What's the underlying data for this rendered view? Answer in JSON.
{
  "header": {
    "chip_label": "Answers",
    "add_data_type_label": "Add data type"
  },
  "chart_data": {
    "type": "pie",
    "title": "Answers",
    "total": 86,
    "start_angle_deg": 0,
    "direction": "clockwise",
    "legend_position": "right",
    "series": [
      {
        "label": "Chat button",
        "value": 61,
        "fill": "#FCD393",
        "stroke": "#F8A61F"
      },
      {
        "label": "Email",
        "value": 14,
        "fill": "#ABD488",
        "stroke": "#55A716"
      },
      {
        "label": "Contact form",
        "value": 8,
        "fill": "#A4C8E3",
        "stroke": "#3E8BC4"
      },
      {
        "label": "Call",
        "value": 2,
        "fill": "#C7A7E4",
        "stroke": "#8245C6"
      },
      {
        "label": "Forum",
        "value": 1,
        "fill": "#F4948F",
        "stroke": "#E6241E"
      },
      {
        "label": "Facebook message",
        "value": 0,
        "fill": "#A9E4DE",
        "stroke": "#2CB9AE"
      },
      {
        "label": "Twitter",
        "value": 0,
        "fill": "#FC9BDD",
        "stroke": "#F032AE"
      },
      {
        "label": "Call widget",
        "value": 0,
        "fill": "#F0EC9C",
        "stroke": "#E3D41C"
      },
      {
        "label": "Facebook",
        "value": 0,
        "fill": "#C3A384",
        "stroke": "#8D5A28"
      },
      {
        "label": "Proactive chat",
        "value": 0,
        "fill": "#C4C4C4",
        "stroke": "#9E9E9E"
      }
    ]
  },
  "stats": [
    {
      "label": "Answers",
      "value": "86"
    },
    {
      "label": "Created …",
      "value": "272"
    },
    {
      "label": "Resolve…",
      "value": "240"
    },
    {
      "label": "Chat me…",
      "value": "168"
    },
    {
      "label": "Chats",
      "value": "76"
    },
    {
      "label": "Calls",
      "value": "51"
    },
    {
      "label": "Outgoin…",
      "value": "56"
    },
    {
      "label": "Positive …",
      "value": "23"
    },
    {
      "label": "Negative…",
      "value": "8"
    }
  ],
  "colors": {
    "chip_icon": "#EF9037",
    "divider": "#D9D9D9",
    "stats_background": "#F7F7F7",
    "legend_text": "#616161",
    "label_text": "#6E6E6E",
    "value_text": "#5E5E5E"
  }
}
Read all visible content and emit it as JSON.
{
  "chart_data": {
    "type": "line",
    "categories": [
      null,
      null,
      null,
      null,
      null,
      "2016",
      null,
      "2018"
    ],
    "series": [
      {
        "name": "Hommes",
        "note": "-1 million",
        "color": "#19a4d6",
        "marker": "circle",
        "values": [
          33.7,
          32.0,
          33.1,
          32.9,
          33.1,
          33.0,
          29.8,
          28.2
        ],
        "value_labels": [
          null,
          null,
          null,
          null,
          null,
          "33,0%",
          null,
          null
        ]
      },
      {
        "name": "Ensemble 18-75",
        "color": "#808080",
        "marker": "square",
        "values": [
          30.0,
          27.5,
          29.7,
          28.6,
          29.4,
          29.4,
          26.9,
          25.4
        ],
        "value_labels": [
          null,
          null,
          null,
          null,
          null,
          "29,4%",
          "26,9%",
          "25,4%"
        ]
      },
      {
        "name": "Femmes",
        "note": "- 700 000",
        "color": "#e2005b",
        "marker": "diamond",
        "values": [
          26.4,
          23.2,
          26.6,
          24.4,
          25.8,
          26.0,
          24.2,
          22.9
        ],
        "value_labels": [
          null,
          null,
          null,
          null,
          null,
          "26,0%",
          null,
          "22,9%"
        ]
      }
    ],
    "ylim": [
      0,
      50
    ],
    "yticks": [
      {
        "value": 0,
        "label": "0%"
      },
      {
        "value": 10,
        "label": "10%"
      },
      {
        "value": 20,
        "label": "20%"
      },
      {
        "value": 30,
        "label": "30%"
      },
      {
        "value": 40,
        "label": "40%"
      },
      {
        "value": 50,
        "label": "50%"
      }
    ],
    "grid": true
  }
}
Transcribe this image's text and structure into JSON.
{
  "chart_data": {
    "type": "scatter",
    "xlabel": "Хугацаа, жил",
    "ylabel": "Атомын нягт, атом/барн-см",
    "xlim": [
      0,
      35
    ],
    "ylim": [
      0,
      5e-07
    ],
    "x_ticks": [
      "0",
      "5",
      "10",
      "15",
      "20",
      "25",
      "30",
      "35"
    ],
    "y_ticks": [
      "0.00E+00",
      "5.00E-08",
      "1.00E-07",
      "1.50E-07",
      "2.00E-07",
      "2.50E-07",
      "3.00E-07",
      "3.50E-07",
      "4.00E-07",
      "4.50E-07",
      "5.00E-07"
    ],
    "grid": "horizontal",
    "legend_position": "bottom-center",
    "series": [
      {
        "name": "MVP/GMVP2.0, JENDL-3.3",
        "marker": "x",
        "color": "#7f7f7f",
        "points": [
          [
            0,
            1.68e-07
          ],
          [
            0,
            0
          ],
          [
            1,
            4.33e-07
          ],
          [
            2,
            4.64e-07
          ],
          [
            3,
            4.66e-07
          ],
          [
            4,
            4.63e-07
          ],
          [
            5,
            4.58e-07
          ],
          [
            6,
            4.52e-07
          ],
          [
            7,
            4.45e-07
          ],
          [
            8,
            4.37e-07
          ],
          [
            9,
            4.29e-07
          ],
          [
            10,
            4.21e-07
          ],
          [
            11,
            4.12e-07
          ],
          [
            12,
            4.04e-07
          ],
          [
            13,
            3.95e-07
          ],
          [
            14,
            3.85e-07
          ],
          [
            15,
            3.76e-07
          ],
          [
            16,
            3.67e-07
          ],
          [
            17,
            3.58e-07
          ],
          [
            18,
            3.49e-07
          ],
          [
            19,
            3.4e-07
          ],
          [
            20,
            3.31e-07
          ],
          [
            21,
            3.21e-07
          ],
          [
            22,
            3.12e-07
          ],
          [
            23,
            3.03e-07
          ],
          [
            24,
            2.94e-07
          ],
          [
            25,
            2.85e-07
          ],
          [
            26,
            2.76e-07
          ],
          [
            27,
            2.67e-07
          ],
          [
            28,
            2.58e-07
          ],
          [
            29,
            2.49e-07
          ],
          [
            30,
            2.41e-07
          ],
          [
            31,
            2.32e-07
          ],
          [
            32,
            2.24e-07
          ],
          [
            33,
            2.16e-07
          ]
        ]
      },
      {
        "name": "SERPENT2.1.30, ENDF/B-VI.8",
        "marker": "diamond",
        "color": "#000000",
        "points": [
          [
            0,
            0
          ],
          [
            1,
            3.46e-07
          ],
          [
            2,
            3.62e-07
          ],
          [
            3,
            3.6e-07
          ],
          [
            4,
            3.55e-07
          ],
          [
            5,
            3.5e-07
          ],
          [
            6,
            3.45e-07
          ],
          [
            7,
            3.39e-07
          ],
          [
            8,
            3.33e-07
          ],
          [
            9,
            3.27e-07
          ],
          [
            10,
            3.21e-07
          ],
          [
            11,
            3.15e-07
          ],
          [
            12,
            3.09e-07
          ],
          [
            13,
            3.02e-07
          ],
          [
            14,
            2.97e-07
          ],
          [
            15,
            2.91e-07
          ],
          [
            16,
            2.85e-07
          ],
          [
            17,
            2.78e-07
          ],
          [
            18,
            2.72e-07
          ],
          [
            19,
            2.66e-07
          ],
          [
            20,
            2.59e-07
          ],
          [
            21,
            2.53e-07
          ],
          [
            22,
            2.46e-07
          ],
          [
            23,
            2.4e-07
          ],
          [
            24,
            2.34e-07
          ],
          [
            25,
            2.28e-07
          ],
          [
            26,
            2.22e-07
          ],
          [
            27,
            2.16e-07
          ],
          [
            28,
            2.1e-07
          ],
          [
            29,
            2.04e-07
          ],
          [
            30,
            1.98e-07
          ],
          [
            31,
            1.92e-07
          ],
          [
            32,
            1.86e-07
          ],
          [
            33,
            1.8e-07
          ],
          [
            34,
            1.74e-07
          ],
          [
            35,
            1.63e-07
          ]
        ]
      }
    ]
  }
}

BRIEF → Using the material above, copy every line in which the string "Facebook" occurs.

RESULT OF THE TASK →
        "label": "Facebook message",
        "label": "Facebook",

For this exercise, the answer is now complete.